WHAT NEEDS TO BE DONE -
Give back each entry unchanged, minus pictures.

EXERCISE DATA -

▶

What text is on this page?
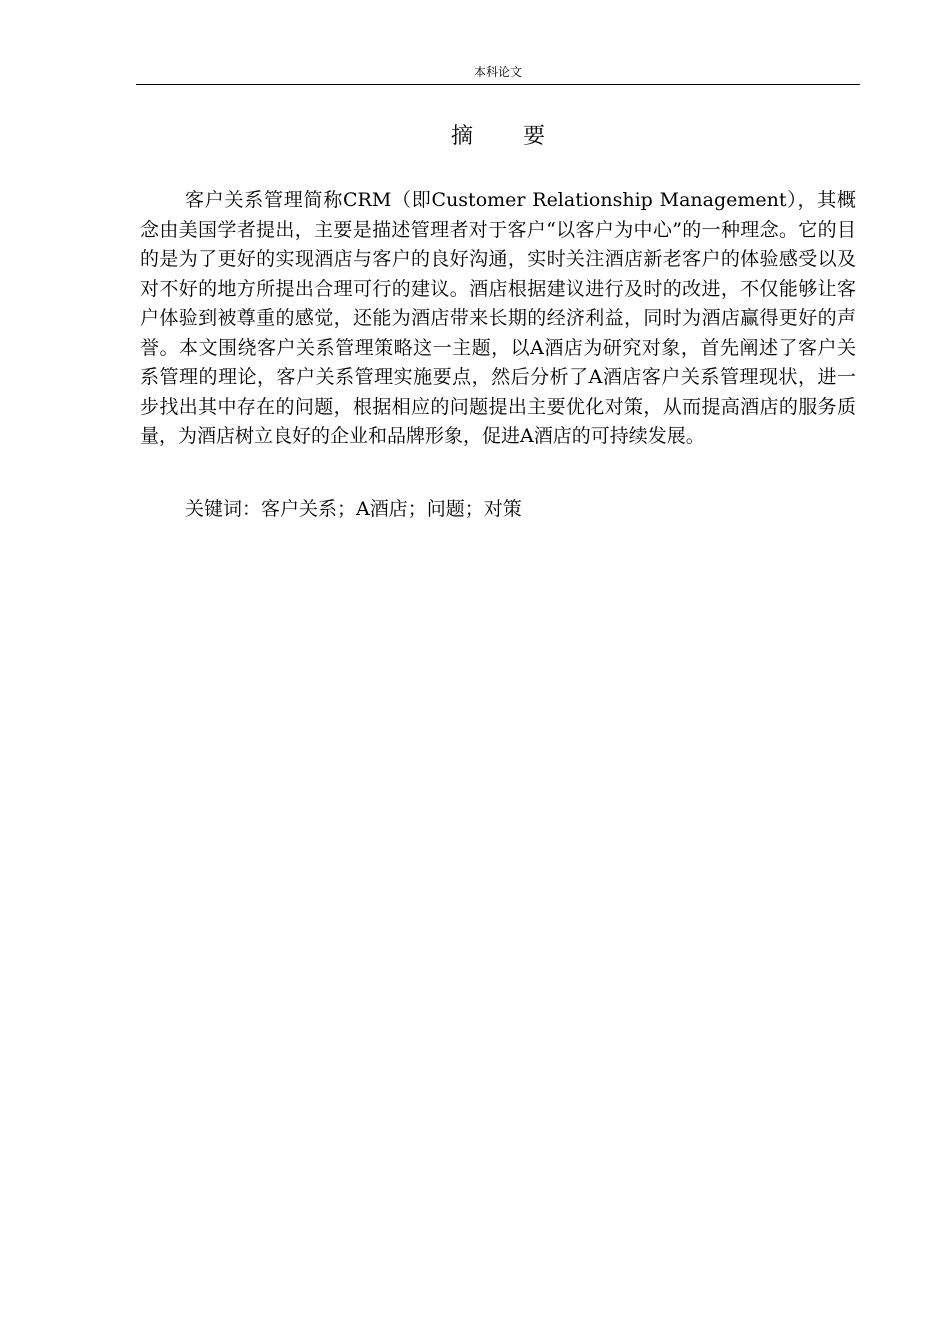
本科论文
摘要

客户关系管理简称CRM（即Customer Relationship Management），其概念由美国学者提出，主要是描述管理者对于客户“以客户为中心”的一种理念。它的目的是为了更好的实现酒店与客户的良好沟通，实时关注酒店新老客户的体验感受以及对不好的地方所提出合理可行的建议。酒店根据建议进行及时的改进，不仅能够让客户体验到被尊重的感觉，还能为酒店带来长期的经济利益，同时为酒店赢得更好的声誉。本文围绕客户关系管理策略这一主题，以A酒店为研究对象，首先阐述了客户关系管理的理论，客户关系管理实施要点，然后分析了A酒店客户关系管理现状，进一步找出其中存在的问题，根据相应的问题提出主要优化对策，从而提高酒店的服务质量，为酒店树立良好的企业和品牌形象，促进A酒店的可持续发展。

关键词：客户关系；A酒店；问题；对策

◀

COMPLETE ANSWER -
What text is on this page?
本科论文
摘要

客户关系管理简称CRM（即Customer Relationship Management），其概念由美国学者提出，主要是描述管理者对于客户“以客户为中心”的一种理念。它的目的是为了更好的实现酒店与客户的良好沟通，实时关注酒店新老客户的体验感受以及对不好的地方所提出合理可行的建议。酒店根据建议进行及时的改进，不仅能够让客户体验到被尊重的感觉，还能为酒店带来长期的经济利益，同时为酒店赢得更好的声誉。本文围绕客户关系管理策略这一主题，以A酒店为研究对象，首先阐述了客户关系管理的理论，客户关系管理实施要点，然后分析了A酒店客户关系管理现状，进一步找出其中存在的问题，根据相应的问题提出主要优化对策，从而提高酒店的服务质量，为酒店树立良好的企业和品牌形象，促进A酒店的可持续发展。

关键词：客户关系；A酒店；问题；对策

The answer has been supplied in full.